The request
Reproduce all entries precisely as they are written.

- - - - - - -

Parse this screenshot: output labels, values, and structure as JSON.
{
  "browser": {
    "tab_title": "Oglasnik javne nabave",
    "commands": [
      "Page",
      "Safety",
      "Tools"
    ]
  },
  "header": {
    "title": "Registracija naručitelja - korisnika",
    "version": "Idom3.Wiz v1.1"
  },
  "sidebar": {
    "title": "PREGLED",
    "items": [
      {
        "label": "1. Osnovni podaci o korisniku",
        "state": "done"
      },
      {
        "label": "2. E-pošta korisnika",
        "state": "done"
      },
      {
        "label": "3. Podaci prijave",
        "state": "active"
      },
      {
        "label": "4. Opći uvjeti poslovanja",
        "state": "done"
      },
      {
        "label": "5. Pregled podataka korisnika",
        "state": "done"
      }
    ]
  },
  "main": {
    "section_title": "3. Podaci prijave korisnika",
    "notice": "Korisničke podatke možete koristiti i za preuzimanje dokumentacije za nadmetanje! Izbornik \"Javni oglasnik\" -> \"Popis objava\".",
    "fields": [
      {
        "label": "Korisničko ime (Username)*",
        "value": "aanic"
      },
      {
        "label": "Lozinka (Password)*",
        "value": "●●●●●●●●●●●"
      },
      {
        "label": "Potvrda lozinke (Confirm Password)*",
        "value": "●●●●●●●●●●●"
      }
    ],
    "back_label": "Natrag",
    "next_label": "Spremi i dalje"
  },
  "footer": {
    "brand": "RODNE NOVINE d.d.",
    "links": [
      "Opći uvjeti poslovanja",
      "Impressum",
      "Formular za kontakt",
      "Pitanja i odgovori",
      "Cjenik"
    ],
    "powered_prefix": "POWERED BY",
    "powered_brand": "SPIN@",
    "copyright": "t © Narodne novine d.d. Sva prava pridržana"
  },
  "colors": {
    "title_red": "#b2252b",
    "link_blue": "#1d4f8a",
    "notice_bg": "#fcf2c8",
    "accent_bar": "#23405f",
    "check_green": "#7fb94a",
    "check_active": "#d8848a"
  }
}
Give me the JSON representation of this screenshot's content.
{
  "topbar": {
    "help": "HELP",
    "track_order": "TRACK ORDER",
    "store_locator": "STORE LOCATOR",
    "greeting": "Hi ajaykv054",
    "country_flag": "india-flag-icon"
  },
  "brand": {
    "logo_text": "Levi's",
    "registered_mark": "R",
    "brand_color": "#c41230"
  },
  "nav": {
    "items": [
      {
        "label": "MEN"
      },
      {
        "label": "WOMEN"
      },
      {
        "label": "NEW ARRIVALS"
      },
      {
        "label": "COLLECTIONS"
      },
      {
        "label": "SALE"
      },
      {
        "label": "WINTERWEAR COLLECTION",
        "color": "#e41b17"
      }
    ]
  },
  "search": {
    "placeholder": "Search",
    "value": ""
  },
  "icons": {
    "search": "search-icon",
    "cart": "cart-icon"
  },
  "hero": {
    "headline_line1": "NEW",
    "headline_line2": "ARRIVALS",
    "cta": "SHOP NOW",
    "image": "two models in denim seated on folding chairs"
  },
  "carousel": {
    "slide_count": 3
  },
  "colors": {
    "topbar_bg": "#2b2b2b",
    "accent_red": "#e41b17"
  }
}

- - - - - - -

Result of the task
Parse this screenshot: output labels, values, and structure as JSON.
{
  "browser": {
    "tab_title": "Oglasnik javne nabave",
    "commands": [
      "Page",
      "Safety",
      "Tools"
    ]
  },
  "header": {
    "title": "Registracija naručitelja - korisnika",
    "version": "Idom3.Wiz v1.1"
  },
  "sidebar": {
    "title": "PREGLED",
    "items": [
      {
        "label": "1. Osnovni podaci o korisniku",
        "state": "done"
      },
      {
        "label": "2. E-pošta korisnika",
        "state": "done"
      },
      {
        "label": "3. Podaci prijave",
        "state": "active"
      },
      {
        "label": "4. Opći uvjeti poslovanja",
        "state": "done"
      },
      {
        "label": "5. Pregled podataka korisnika",
        "state": "done"
      }
    ]
  },
  "main": {
    "section_title": "3. Podaci prijave korisnika",
    "notice": "Korisničke podatke možete koristiti i za preuzimanje dokumentacije za nadmetanje! Izbornik \"Javni oglasnik\" -> \"Popis objava\".",
    "fields": [
      {
        "label": "Korisničko ime (Username)*",
        "value": "aanic"
      },
      {
        "label": "Lozinka (Password)*",
        "value": "●●●●●●●●●●●"
      },
      {
        "label": "Potvrda lozinke (Confirm Password)*",
        "value": "●●●●●●●●●●●"
      }
    ],
    "back_label": "Natrag",
    "next_label": "Spremi i dalje"
  },
  "footer": {
    "brand": "RODNE NOVINE d.d.",
    "links": [
      "Opći uvjeti poslovanja",
      "Impressum",
      "Formular za kontakt",
      "Pitanja i odgovori",
      "Cjenik"
    ],
    "powered_prefix": "POWERED BY",
    "powered_brand": "SPIN@",
    "copyright": "t © Narodne novine d.d. Sva prava pridržana"
  },
  "colors": {
    "title_red": "#b2252b",
    "link_blue": "#1d4f8a",
    "notice_bg": "#fcf2c8",
    "accent_bar": "#23405f",
    "check_green": "#7fb94a",
    "check_active": "#d8848a"
  }
}
Give me the JSON representation of this screenshot's content.
{
  "topbar": {
    "help": "HELP",
    "track_order": "TRACK ORDER",
    "store_locator": "STORE LOCATOR",
    "greeting": "Hi ajaykv054",
    "country_flag": "india-flag-icon"
  },
  "brand": {
    "logo_text": "Levi's",
    "registered_mark": "R",
    "brand_color": "#c41230"
  },
  "nav": {
    "items": [
      {
        "label": "MEN"
      },
      {
        "label": "WOMEN"
      },
      {
        "label": "NEW ARRIVALS"
      },
      {
        "label": "COLLECTIONS"
      },
      {
        "label": "SALE"
      },
      {
        "label": "WINTERWEAR COLLECTION",
        "color": "#e41b17"
      }
    ]
  },
  "search": {
    "placeholder": "Search",
    "value": ""
  },
  "icons": {
    "search": "search-icon",
    "cart": "cart-icon"
  },
  "hero": {
    "headline_line1": "NEW",
    "headline_line2": "ARRIVALS",
    "cta": "SHOP NOW",
    "image": "two models in denim seated on folding chairs"
  },
  "carousel": {
    "slide_count": 3
  },
  "colors": {
    "topbar_bg": "#2b2b2b",
    "accent_red": "#e41b17"
  }
}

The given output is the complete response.